You can experience the best practices of GPU-accelerated instances in the Function Compute console. This topic describes how to use code to transcode a video from .mp4 to .flv in the Function Compute console. In this topic, Python is used as an example.
Scenarios and benefits
With the emergence of highly interactive application scenarios, such as social live streaming, online classroom, and telemedicine, real-time and quasi-real-time Internet traffic is becoming the trend. In most cases, video platforms must transcode a source video content to output multiple distribution video formats in a 1:N manner based on factors such as bitrate, resolution, channel patch, and playback platform to provide viewers on different playback platforms with different network qualities. Video transcoding is a key step in video production and distribution. An ideal video transcoding solution must be cost-effective in terms of cost (RMB/stream) and power efficiency (watts/stream).

EXERCISE TASK A:
Copy the stretch of the Function Compute page from "Scenarios and benefits" through "power efficiency (watts/stream).".

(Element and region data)
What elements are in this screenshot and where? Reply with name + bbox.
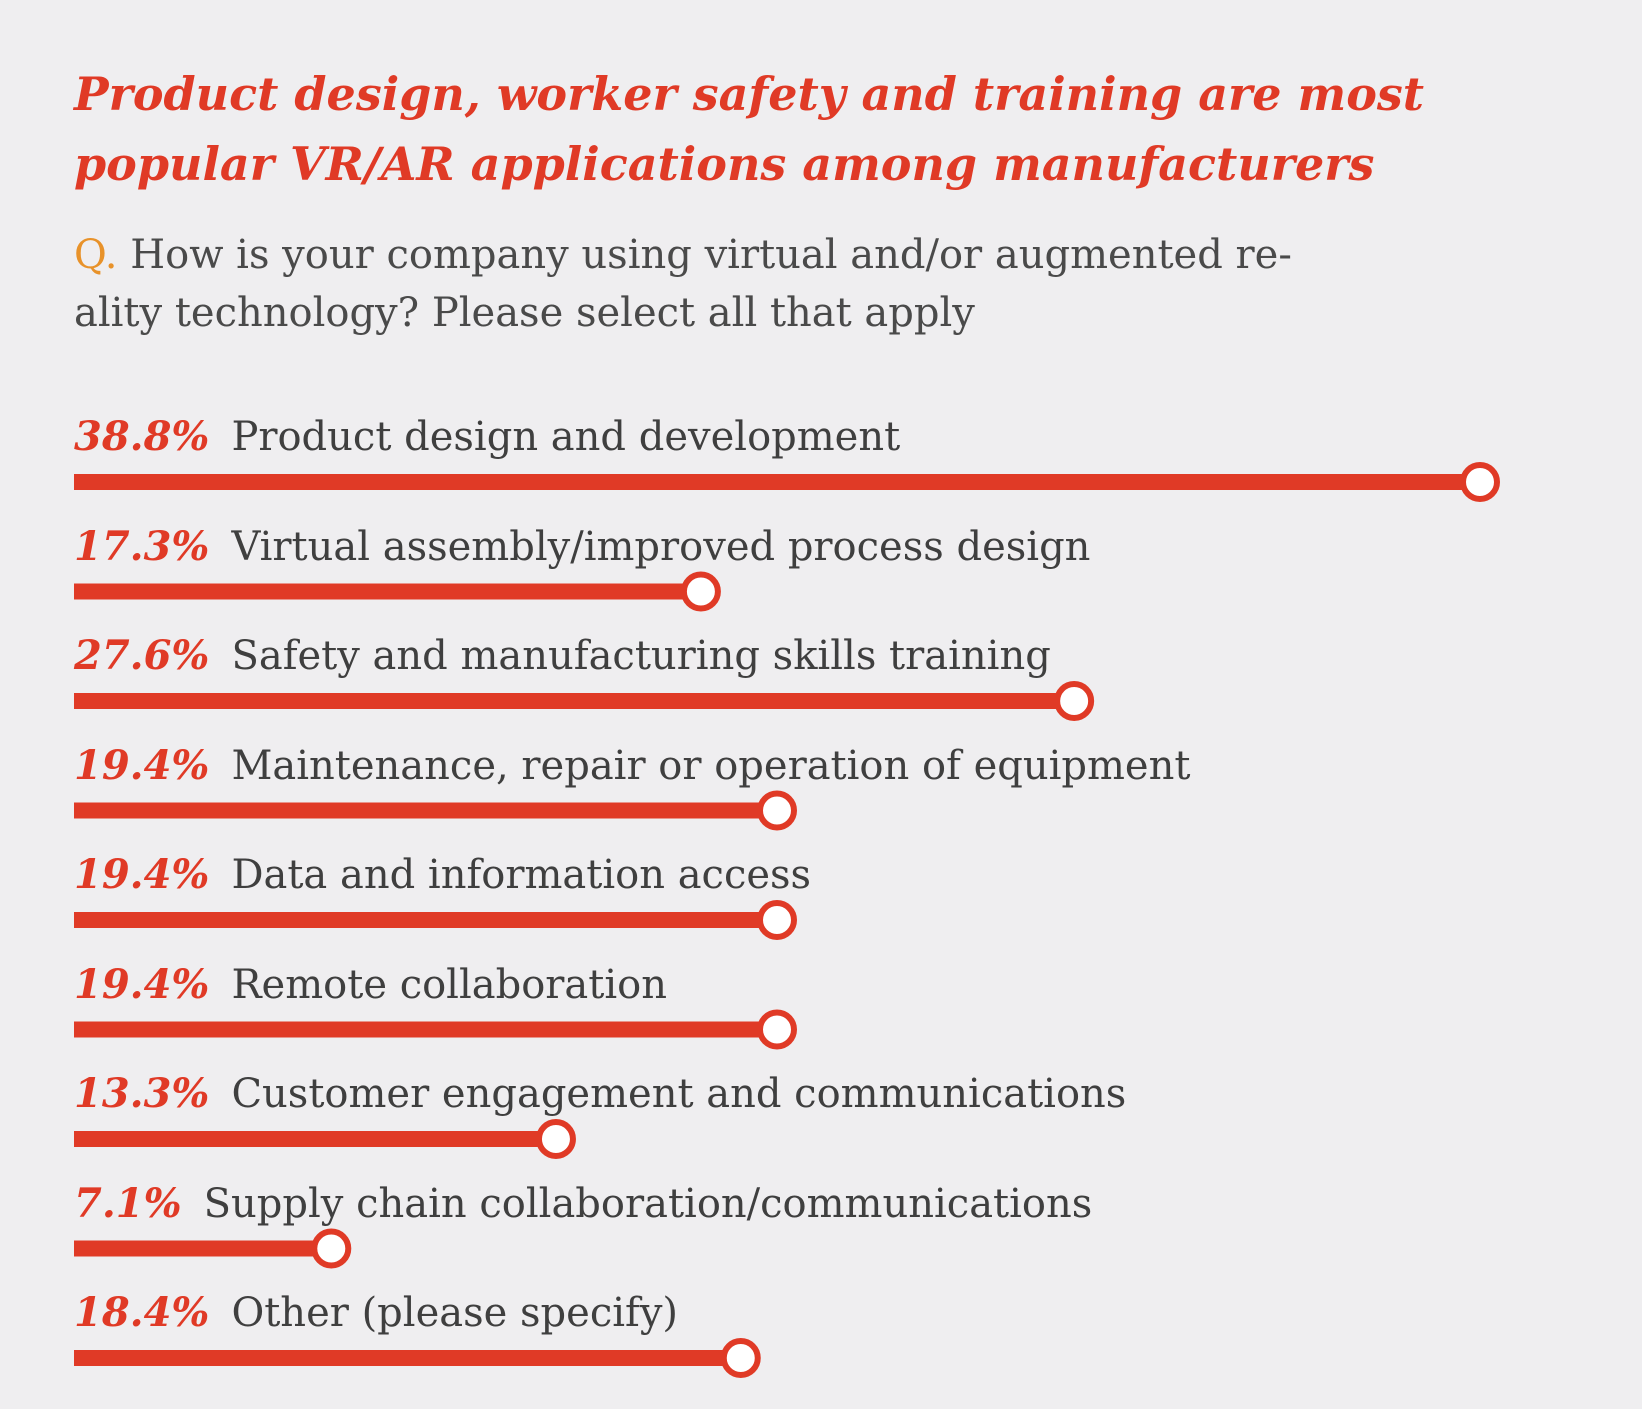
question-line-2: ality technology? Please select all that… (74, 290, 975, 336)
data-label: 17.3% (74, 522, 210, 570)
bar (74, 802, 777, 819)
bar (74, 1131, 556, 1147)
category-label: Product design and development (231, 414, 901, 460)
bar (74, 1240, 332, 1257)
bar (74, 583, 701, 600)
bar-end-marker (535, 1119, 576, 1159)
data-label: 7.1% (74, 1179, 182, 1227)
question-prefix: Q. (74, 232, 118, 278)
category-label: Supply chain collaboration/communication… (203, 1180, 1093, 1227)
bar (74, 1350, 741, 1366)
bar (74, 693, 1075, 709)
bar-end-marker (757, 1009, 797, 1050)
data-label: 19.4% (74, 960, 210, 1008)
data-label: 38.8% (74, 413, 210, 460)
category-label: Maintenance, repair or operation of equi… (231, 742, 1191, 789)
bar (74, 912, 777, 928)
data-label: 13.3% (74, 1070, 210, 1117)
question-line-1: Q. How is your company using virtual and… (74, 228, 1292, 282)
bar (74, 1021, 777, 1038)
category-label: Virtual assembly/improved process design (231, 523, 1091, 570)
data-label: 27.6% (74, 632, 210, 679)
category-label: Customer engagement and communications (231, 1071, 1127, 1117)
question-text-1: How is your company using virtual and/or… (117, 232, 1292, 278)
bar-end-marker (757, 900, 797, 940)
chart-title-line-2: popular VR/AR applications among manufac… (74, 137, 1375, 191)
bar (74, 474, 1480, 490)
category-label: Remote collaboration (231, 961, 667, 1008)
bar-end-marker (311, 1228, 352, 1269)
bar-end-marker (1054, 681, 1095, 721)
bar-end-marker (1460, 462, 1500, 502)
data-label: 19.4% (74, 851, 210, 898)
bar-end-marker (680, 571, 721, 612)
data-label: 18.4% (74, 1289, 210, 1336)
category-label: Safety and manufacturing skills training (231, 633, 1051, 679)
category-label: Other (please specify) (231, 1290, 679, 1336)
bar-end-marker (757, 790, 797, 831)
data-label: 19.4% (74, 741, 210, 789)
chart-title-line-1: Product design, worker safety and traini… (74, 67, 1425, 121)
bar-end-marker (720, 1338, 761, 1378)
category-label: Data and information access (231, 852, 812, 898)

EXERCISE TASK B:
Can you rewrite the stretch of rows from the line containing "question-line-2: ality technology?" through the line containing "data-label: 13.3% (74, 1070, 210, 1117)", substituting "category-name" for "category-label" and leaving everything else unchanged? Return only those lines.

EXPECTED ANSWER A:
Scenarios and benefits
With the emergence of highly interactive application scenarios, such as social live streaming, online classroom, and telemedicine, real-time and quasi-real-time Internet traffic is becoming the trend. In most cases, video platforms must transcode a source video content to output multiple distribution video formats in a 1:N manner based on factors such as bitrate, resolution, channel patch, and playback platform to provide viewers on different playback platforms with different network qualities. Video transcoding is a key step in video production and distribution. An ideal video transcoding solution must be cost-effective in terms of cost (RMB/stream) and power efficiency (watts/stream).

EXPECTED ANSWER B:
question-line-2: ality technology? Please select all that… (74, 290, 975, 336)
data-label: 17.3% (74, 522, 210, 570)
bar (74, 802, 777, 819)
bar (74, 1131, 556, 1147)
category-name: Product design and development (231, 414, 901, 460)
bar (74, 1240, 332, 1257)
bar (74, 583, 701, 600)
bar-end-marker (535, 1119, 576, 1159)
data-label: 7.1% (74, 1179, 182, 1227)
question-prefix: Q. (74, 232, 118, 278)
category-name: Supply chain collaboration/communication… (203, 1180, 1093, 1227)
bar (74, 1350, 741, 1366)
bar (74, 693, 1075, 709)
bar-end-marker (757, 1009, 797, 1050)
data-label: 19.4% (74, 960, 210, 1008)
data-label: 38.8% (74, 413, 210, 460)
category-name: Maintenance, repair or operation of equi… (231, 742, 1191, 789)
bar (74, 912, 777, 928)
data-label: 13.3% (74, 1070, 210, 1117)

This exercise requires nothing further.